● DIRECTION
In the records below, find each line containing the word "pháp" and copy it.

__________________________________________________

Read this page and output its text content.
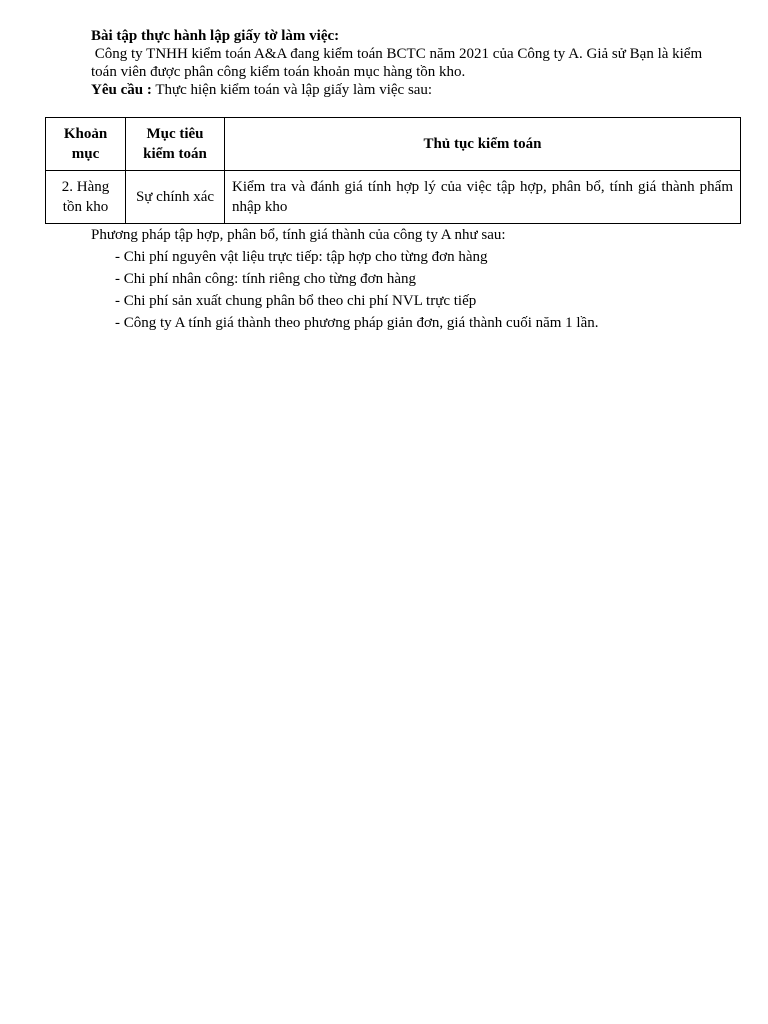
Bài tập thực hành lập giấy tờ làm việc:

Công ty TNHH kiểm toán A&A đang kiểm toán BCTC năm 2021 của Công ty A. Giả sử Bạn là kiểm toán viên được phân công kiểm toán khoản mục hàng tồn kho.

Yêu cầu : Thực hiện kiểm toán và lập giấy làm việc sau:

Khoản mục	Mục tiêu kiểm toán	Thủ tục kiểm toán
2. Hàng tồn kho	Sự chính xác	Kiểm tra và đánh giá tính hợp lý của việc tập hợp, phân bổ, tính giá thành phẩm nhập kho

Phương pháp tập hợp, phân bổ, tính giá thành của công ty A như sau:

- Chi phí nguyên vật liệu trực tiếp: tập hợp cho từng đơn hàng
- Chi phí nhân công: tính riêng cho từng đơn hàng
- Chi phí sản xuất chung phân bổ theo chi phí NVL trực tiếp
- Công ty A tính giá thành theo phương pháp giản đơn, giá thành cuối năm 1 lần.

__________________________________________________

● WRITTEN SOLUTION
Phương pháp tập hợp, phân bổ, tính giá thành của công ty A như sau:
- Công ty A tính giá thành theo phương pháp giản đơn, giá thành cuối năm 1 lần.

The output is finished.